* _What you are asked to do_
Write out the material again word for word, dropping any images it holds.

══════════

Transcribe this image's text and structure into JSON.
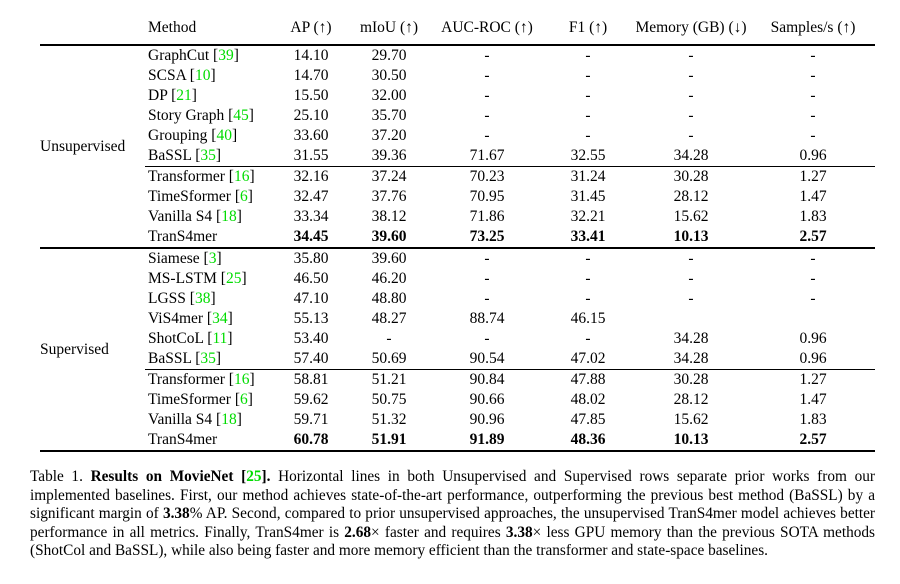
{
  "colors": {
    "citation_green": "#00DC00",
    "text": "#000000",
    "background": "#ffffff"
  },
  "table": {
    "columns": [
      {
        "label": "Method"
      },
      {
        "label": "AP (↑)"
      },
      {
        "label": "mIoU (↑)"
      },
      {
        "label": "AUC-ROC (↑)"
      },
      {
        "label": "F1 (↑)"
      },
      {
        "label": "Memory (GB) (↓)"
      },
      {
        "label": "Samples/s (↑)"
      }
    ],
    "groups": [
      {
        "label": "Unsupervised",
        "prior_rows": [
          {
            "method": "GraphCut",
            "cite": "39",
            "values": [
              "14.10",
              "29.70",
              "-",
              "-",
              "-",
              "-"
            ],
            "bold": false
          },
          {
            "method": "SCSA",
            "cite": "10",
            "values": [
              "14.70",
              "30.50",
              "-",
              "-",
              "-",
              "-"
            ],
            "bold": false
          },
          {
            "method": "DP",
            "cite": "21",
            "values": [
              "15.50",
              "32.00",
              "-",
              "-",
              "-",
              "-"
            ],
            "bold": false
          },
          {
            "method": "Story Graph",
            "cite": "45",
            "values": [
              "25.10",
              "35.70",
              "-",
              "-",
              "-",
              "-"
            ],
            "bold": false
          },
          {
            "method": "Grouping",
            "cite": "40",
            "values": [
              "33.60",
              "37.20",
              "-",
              "-",
              "-",
              "-"
            ],
            "bold": false
          },
          {
            "method": "BaSSL",
            "cite": "35",
            "values": [
              "31.55",
              "39.36",
              "71.67",
              "32.55",
              "34.28",
              "0.96"
            ],
            "bold": false
          }
        ],
        "our_rows": [
          {
            "method": "Transformer",
            "cite": "16",
            "values": [
              "32.16",
              "37.24",
              "70.23",
              "31.24",
              "30.28",
              "1.27"
            ],
            "bold": false
          },
          {
            "method": "TimeSformer",
            "cite": "6",
            "values": [
              "32.47",
              "37.76",
              "70.95",
              "31.45",
              "28.12",
              "1.47"
            ],
            "bold": false
          },
          {
            "method": "Vanilla S4",
            "cite": "18",
            "values": [
              "33.34",
              "38.12",
              "71.86",
              "32.21",
              "15.62",
              "1.83"
            ],
            "bold": false
          },
          {
            "method": "TranS4mer",
            "cite": null,
            "values": [
              "34.45",
              "39.60",
              "73.25",
              "33.41",
              "10.13",
              "2.57"
            ],
            "bold": true
          }
        ]
      },
      {
        "label": "Supervised",
        "prior_rows": [
          {
            "method": "Siamese",
            "cite": "3",
            "values": [
              "35.80",
              "39.60",
              "-",
              "-",
              "-",
              "-"
            ],
            "bold": false
          },
          {
            "method": "MS-LSTM",
            "cite": "25",
            "values": [
              "46.50",
              "46.20",
              "-",
              "-",
              "-",
              "-"
            ],
            "bold": false
          },
          {
            "method": "LGSS",
            "cite": "38",
            "values": [
              "47.10",
              "48.80",
              "-",
              "-",
              "-",
              "-"
            ],
            "bold": false
          },
          {
            "method": "ViS4mer",
            "cite": "34",
            "values": [
              "55.13",
              "48.27",
              "88.74",
              "46.15",
              "",
              ""
            ],
            "bold": false
          },
          {
            "method": "ShotCoL",
            "cite": "11",
            "values": [
              "53.40",
              "-",
              "-",
              "-",
              "34.28",
              "0.96"
            ],
            "bold": false
          },
          {
            "method": "BaSSL",
            "cite": "35",
            "values": [
              "57.40",
              "50.69",
              "90.54",
              "47.02",
              "34.28",
              "0.96"
            ],
            "bold": false
          }
        ],
        "our_rows": [
          {
            "method": "Transformer",
            "cite": "16",
            "values": [
              "58.81",
              "51.21",
              "90.84",
              "47.88",
              "30.28",
              "1.27"
            ],
            "bold": false
          },
          {
            "method": "TimeSformer",
            "cite": "6",
            "values": [
              "59.62",
              "50.75",
              "90.66",
              "48.02",
              "28.12",
              "1.47"
            ],
            "bold": false
          },
          {
            "method": "Vanilla S4",
            "cite": "18",
            "values": [
              "59.71",
              "51.32",
              "90.96",
              "47.85",
              "15.62",
              "1.83"
            ],
            "bold": false
          },
          {
            "method": "TranS4mer",
            "cite": null,
            "values": [
              "60.78",
              "51.91",
              "91.89",
              "48.36",
              "10.13",
              "2.57"
            ],
            "bold": true
          }
        ]
      }
    ]
  },
  "caption": {
    "segments": [
      {
        "text": "Table 1. ",
        "style": "normal"
      },
      {
        "text": "Results on MovieNet [",
        "style": "bold"
      },
      {
        "text": "25",
        "style": "bold-green"
      },
      {
        "text": "]. ",
        "style": "bold"
      },
      {
        "text": "Horizontal lines in both Unsupervised and Supervised rows separate prior works from our implemented baselines. First, our method achieves state-of-the-art performance, outperforming the previous best method (BaSSL) by a significant margin of ",
        "style": "normal"
      },
      {
        "text": "3.38",
        "style": "bold"
      },
      {
        "text": "% AP. Second, compared to prior unsupervised approaches, the unsupervised TranS4mer model achieves better performance in all metrics. Finally, TranS4mer is ",
        "style": "normal"
      },
      {
        "text": "2.68",
        "style": "bold"
      },
      {
        "text": "× faster and requires ",
        "style": "normal"
      },
      {
        "text": "3.38",
        "style": "bold"
      },
      {
        "text": "× less GPU memory than the previous SOTA methods (ShotCol and BaSSL), while also being faster and more memory efficient than the transformer and state-space baselines.",
        "style": "normal"
      }
    ]
  }
}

══════════

* _Full solution_
Transcribe this image's text and structure into JSON.
{
  "colors": {
    "citation_green": "#00DC00",
    "text": "#000000",
    "background": "#ffffff"
  },
  "table": {
    "columns": [
      {
        "label": "Method"
      },
      {
        "label": "AP (↑)"
      },
      {
        "label": "mIoU (↑)"
      },
      {
        "label": "AUC-ROC (↑)"
      },
      {
        "label": "F1 (↑)"
      },
      {
        "label": "Memory (GB) (↓)"
      },
      {
        "label": "Samples/s (↑)"
      }
    ],
    "groups": [
      {
        "label": "Unsupervised",
        "prior_rows": [
          {
            "method": "GraphCut",
            "cite": "39",
            "values": [
              "14.10",
              "29.70",
              "-",
              "-",
              "-",
              "-"
            ],
            "bold": false
          },
          {
            "method": "SCSA",
            "cite": "10",
            "values": [
              "14.70",
              "30.50",
              "-",
              "-",
              "-",
              "-"
            ],
            "bold": false
          },
          {
            "method": "DP",
            "cite": "21",
            "values": [
              "15.50",
              "32.00",
              "-",
              "-",
              "-",
              "-"
            ],
            "bold": false
          },
          {
            "method": "Story Graph",
            "cite": "45",
            "values": [
              "25.10",
              "35.70",
              "-",
              "-",
              "-",
              "-"
            ],
            "bold": false
          },
          {
            "method": "Grouping",
            "cite": "40",
            "values": [
              "33.60",
              "37.20",
              "-",
              "-",
              "-",
              "-"
            ],
            "bold": false
          },
          {
            "method": "BaSSL",
            "cite": "35",
            "values": [
              "31.55",
              "39.36",
              "71.67",
              "32.55",
              "34.28",
              "0.96"
            ],
            "bold": false
          }
        ],
        "our_rows": [
          {
            "method": "Transformer",
            "cite": "16",
            "values": [
              "32.16",
              "37.24",
              "70.23",
              "31.24",
              "30.28",
              "1.27"
            ],
            "bold": false
          },
          {
            "method": "TimeSformer",
            "cite": "6",
            "values": [
              "32.47",
              "37.76",
              "70.95",
              "31.45",
              "28.12",
              "1.47"
            ],
            "bold": false
          },
          {
            "method": "Vanilla S4",
            "cite": "18",
            "values": [
              "33.34",
              "38.12",
              "71.86",
              "32.21",
              "15.62",
              "1.83"
            ],
            "bold": false
          },
          {
            "method": "TranS4mer",
            "cite": null,
            "values": [
              "34.45",
              "39.60",
              "73.25",
              "33.41",
              "10.13",
              "2.57"
            ],
            "bold": true
          }
        ]
      },
      {
        "label": "Supervised",
        "prior_rows": [
          {
            "method": "Siamese",
            "cite": "3",
            "values": [
              "35.80",
              "39.60",
              "-",
              "-",
              "-",
              "-"
            ],
            "bold": false
          },
          {
            "method": "MS-LSTM",
            "cite": "25",
            "values": [
              "46.50",
              "46.20",
              "-",
              "-",
              "-",
              "-"
            ],
            "bold": false
          },
          {
            "method": "LGSS",
            "cite": "38",
            "values": [
              "47.10",
              "48.80",
              "-",
              "-",
              "-",
              "-"
            ],
            "bold": false
          },
          {
            "method": "ViS4mer",
            "cite": "34",
            "values": [
              "55.13",
              "48.27",
              "88.74",
              "46.15",
              "",
              ""
            ],
            "bold": false
          },
          {
            "method": "ShotCoL",
            "cite": "11",
            "values": [
              "53.40",
              "-",
              "-",
              "-",
              "34.28",
              "0.96"
            ],
            "bold": false
          },
          {
            "method": "BaSSL",
            "cite": "35",
            "values": [
              "57.40",
              "50.69",
              "90.54",
              "47.02",
              "34.28",
              "0.96"
            ],
            "bold": false
          }
        ],
        "our_rows": [
          {
            "method": "Transformer",
            "cite": "16",
            "values": [
              "58.81",
              "51.21",
              "90.84",
              "47.88",
              "30.28",
              "1.27"
            ],
            "bold": false
          },
          {
            "method": "TimeSformer",
            "cite": "6",
            "values": [
              "59.62",
              "50.75",
              "90.66",
              "48.02",
              "28.12",
              "1.47"
            ],
            "bold": false
          },
          {
            "method": "Vanilla S4",
            "cite": "18",
            "values": [
              "59.71",
              "51.32",
              "90.96",
              "47.85",
              "15.62",
              "1.83"
            ],
            "bold": false
          },
          {
            "method": "TranS4mer",
            "cite": null,
            "values": [
              "60.78",
              "51.91",
              "91.89",
              "48.36",
              "10.13",
              "2.57"
            ],
            "bold": true
          }
        ]
      }
    ]
  },
  "caption": {
    "segments": [
      {
        "text": "Table 1. ",
        "style": "normal"
      },
      {
        "text": "Results on MovieNet [",
        "style": "bold"
      },
      {
        "text": "25",
        "style": "bold-green"
      },
      {
        "text": "]. ",
        "style": "bold"
      },
      {
        "text": "Horizontal lines in both Unsupervised and Supervised rows separate prior works from our implemented baselines. First, our method achieves state-of-the-art performance, outperforming the previous best method (BaSSL) by a significant margin of ",
        "style": "normal"
      },
      {
        "text": "3.38",
        "style": "bold"
      },
      {
        "text": "% AP. Second, compared to prior unsupervised approaches, the unsupervised TranS4mer model achieves better performance in all metrics. Finally, TranS4mer is ",
        "style": "normal"
      },
      {
        "text": "2.68",
        "style": "bold"
      },
      {
        "text": "× faster and requires ",
        "style": "normal"
      },
      {
        "text": "3.38",
        "style": "bold"
      },
      {
        "text": "× less GPU memory than the previous SOTA methods (ShotCol and BaSSL), while also being faster and more memory efficient than the transformer and state-space baselines.",
        "style": "normal"
      }
    ]
  }
}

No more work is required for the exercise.